◆ **The records**
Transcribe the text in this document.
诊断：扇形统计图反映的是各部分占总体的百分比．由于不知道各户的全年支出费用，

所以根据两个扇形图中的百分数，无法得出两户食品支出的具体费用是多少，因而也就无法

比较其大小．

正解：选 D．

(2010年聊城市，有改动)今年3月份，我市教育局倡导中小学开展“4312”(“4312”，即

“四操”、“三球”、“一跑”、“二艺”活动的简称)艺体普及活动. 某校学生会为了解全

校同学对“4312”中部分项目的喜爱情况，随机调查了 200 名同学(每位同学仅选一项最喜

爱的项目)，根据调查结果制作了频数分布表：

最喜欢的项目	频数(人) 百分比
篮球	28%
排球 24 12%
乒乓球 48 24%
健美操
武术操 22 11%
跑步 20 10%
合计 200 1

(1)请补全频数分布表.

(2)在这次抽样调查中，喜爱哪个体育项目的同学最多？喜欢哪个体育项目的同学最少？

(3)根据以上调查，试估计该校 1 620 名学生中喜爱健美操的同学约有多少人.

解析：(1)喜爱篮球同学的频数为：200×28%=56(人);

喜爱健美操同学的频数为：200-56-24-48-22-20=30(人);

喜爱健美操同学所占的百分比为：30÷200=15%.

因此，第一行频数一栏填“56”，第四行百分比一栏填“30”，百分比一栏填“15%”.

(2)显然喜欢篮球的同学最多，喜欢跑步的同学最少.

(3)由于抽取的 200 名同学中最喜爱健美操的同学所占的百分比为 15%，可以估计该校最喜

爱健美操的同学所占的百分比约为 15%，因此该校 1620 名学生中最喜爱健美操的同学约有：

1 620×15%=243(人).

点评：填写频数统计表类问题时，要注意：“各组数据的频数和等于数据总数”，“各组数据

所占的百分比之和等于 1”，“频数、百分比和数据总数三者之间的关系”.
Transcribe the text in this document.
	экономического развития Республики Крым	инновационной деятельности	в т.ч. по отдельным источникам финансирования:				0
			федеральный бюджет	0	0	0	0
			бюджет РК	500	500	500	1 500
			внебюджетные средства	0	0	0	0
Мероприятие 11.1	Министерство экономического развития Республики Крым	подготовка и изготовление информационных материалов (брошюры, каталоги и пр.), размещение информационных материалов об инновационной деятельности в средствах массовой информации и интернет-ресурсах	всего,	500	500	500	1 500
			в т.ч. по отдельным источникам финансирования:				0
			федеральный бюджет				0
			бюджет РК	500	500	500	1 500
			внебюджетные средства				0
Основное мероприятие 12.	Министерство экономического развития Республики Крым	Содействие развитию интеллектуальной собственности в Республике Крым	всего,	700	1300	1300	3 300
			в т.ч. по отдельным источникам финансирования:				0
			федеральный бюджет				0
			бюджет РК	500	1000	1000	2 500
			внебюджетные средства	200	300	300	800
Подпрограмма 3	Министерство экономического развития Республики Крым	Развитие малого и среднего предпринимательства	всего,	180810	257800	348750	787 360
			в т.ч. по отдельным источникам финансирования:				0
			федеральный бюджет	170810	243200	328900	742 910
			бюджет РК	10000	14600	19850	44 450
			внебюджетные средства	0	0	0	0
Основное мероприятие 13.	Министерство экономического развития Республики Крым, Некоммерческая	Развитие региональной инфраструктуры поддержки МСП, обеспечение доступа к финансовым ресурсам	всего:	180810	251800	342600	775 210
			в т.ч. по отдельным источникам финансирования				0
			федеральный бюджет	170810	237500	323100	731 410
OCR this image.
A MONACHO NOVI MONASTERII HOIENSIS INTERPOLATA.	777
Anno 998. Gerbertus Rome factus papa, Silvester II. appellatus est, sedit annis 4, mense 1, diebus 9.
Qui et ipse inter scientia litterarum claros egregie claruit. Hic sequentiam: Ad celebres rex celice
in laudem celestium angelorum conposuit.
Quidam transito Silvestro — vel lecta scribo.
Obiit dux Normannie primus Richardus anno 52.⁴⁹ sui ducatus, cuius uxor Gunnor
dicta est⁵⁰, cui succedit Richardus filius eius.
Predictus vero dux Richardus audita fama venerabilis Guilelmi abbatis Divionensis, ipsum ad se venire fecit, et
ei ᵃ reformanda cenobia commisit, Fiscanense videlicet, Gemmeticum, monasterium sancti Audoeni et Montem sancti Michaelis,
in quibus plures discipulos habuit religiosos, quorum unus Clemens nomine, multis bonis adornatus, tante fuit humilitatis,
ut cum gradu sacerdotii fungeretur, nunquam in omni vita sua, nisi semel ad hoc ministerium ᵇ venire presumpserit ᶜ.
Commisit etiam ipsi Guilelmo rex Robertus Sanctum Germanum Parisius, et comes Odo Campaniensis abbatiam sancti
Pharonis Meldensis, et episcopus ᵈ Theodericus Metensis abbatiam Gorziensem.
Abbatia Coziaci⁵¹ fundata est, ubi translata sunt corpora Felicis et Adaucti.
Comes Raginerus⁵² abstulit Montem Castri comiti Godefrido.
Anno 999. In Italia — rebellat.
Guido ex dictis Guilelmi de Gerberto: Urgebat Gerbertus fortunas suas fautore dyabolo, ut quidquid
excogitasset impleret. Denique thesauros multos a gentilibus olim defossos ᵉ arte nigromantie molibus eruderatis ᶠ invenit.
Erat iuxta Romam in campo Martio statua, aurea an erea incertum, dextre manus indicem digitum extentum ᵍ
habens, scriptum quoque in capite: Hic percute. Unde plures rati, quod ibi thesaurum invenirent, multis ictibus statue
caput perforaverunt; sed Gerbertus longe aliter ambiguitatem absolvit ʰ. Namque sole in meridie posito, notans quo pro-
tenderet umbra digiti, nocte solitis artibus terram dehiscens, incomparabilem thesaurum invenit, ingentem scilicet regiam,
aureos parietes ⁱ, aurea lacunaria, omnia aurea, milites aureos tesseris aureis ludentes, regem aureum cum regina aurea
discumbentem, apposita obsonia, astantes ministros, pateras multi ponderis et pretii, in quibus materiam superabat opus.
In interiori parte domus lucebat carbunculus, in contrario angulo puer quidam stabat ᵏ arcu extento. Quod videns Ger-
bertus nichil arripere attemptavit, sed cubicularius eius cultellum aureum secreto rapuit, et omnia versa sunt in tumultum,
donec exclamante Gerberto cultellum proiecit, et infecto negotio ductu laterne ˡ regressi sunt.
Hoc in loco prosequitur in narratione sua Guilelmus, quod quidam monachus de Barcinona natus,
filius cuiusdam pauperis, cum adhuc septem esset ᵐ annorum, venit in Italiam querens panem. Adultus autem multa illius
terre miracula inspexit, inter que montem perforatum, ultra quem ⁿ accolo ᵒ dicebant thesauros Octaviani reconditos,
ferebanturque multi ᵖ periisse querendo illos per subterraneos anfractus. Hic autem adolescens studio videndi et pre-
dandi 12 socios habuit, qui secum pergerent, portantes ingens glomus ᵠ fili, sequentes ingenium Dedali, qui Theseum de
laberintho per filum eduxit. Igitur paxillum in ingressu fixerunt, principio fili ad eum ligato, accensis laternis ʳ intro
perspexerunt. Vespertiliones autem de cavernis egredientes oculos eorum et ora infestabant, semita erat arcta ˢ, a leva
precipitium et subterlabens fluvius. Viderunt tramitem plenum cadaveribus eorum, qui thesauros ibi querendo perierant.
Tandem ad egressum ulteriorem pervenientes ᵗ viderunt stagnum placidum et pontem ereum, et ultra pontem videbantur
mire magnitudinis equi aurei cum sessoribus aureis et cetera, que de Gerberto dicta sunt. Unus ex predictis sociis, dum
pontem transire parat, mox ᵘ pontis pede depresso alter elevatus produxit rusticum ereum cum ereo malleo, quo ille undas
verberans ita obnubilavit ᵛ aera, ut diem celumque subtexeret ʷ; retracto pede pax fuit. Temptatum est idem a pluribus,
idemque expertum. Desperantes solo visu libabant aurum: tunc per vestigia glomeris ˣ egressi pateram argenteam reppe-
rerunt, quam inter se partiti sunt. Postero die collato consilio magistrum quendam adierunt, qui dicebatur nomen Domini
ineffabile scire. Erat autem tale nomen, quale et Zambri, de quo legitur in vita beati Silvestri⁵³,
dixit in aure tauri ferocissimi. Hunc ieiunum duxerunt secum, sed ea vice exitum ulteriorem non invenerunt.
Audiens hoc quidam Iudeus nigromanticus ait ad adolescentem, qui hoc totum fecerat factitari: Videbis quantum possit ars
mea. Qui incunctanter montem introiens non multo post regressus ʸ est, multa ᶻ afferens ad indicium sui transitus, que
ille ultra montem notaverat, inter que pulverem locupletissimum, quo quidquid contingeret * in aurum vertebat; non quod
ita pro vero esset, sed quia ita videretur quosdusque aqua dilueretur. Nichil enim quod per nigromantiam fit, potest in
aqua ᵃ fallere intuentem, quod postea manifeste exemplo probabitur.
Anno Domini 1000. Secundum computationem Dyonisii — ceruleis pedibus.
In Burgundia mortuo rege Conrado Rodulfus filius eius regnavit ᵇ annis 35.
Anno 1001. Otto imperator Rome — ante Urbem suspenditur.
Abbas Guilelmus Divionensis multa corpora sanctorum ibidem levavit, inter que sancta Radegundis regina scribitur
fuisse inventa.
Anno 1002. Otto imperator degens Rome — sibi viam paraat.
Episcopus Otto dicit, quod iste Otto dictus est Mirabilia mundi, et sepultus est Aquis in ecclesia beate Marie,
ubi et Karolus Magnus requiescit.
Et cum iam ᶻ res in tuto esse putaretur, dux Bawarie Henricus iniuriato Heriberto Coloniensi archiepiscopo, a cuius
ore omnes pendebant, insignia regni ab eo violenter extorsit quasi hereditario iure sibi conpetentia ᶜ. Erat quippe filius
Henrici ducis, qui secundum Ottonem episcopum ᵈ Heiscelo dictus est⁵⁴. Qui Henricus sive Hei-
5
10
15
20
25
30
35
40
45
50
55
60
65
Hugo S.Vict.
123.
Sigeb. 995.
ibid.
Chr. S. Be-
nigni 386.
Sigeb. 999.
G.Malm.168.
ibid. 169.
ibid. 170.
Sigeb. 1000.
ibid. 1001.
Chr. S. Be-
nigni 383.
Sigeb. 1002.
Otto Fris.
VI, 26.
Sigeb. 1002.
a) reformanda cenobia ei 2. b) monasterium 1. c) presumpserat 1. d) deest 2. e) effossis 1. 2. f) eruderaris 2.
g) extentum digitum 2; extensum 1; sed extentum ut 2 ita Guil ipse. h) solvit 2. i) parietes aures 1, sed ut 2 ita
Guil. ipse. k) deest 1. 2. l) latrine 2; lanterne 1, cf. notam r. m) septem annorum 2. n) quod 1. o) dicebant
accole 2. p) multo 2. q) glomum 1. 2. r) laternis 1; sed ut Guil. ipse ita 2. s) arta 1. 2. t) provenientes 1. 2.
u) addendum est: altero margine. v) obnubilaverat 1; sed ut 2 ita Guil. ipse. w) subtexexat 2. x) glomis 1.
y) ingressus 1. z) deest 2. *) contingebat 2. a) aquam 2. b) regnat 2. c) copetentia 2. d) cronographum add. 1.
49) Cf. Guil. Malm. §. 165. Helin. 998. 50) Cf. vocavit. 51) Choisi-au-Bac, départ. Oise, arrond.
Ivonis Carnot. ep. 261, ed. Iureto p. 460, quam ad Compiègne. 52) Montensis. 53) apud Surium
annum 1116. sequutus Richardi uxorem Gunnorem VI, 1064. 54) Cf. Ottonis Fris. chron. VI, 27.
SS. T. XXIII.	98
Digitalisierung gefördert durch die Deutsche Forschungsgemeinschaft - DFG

◆ **Challenge**
Collect every line from the records above that contains the word "pede".

◆ **Exercise result**
pontem transire parat, mox ᵘ pontis pede depresso alter elevatus produxit rusticum ereum cum ereo malleo, quo ille undas
verberans ita obnubilavit ᵛ aera, ut diem celumque subtexeret ʷ; retracto pede pax fuit. Temptatum est idem a pluribus,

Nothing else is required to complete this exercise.